▸ **Task to complete**
From the Form 8-A/A cover page below, copy word for word the passage that opens with the words "FOR REGISTRATION OF" and closes with "in its charter)".
*** Page ***
UNITED STATES
SECURITIES AND EXCHANGE COMMISSION
Washington, D.C. 20549

FORM 8-A/A

FOR REGISTRATION OF CERTAIN CLASSES OF SECURITIES
PURSUANT TO SECTION 12(b) OR 12(g) OF THE
SECURITIES EXCHANGE ACT OF 1934

GENERAL EMPLOYMENT ENTERPRISES, INC.

(Exact name of registrant as specified in its charter)

             Illinois                                   36-6097429
----------------------------------------------------------------------
     (State of incorporation                        (I.R.S. Employer
         or organization)                          Identification No.)

One Tower Lane, Suite 2200, Oakbrook Terrace, Illinois 60181
(Address of principal executive offices) (Zip Code)

If this form relates to the registration of a class of securities pursuant to Section 12(b) of the Exchange Act and is effective pursuant to General Instruction A.(c), check the following box. [X]

If this form relates to the registration of a class of securities pursuant to Section 12(g) of the Exchange Act and is effective pursuant to General Instruction A.(d), please check the following box.
[ ]

Securities Act registration statement file number to which this form relates: N.A.
*** Given data ***
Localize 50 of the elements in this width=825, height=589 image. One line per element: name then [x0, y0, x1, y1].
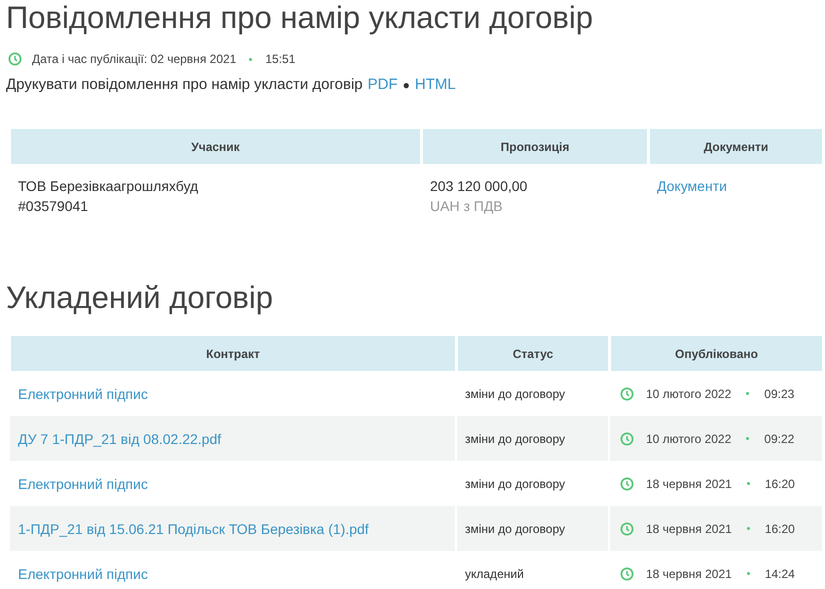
***
▸ **In response**
FOR REGISTRATION OF CERTAIN CLASSES OF SECURITIES
PURSUANT TO SECTION 12(b) OR 12(g) OF THE
SECURITIES EXCHANGE ACT OF 1934

GENERAL EMPLOYMENT ENTERPRISES, INC.

(Exact name of registrant as specified in its charter)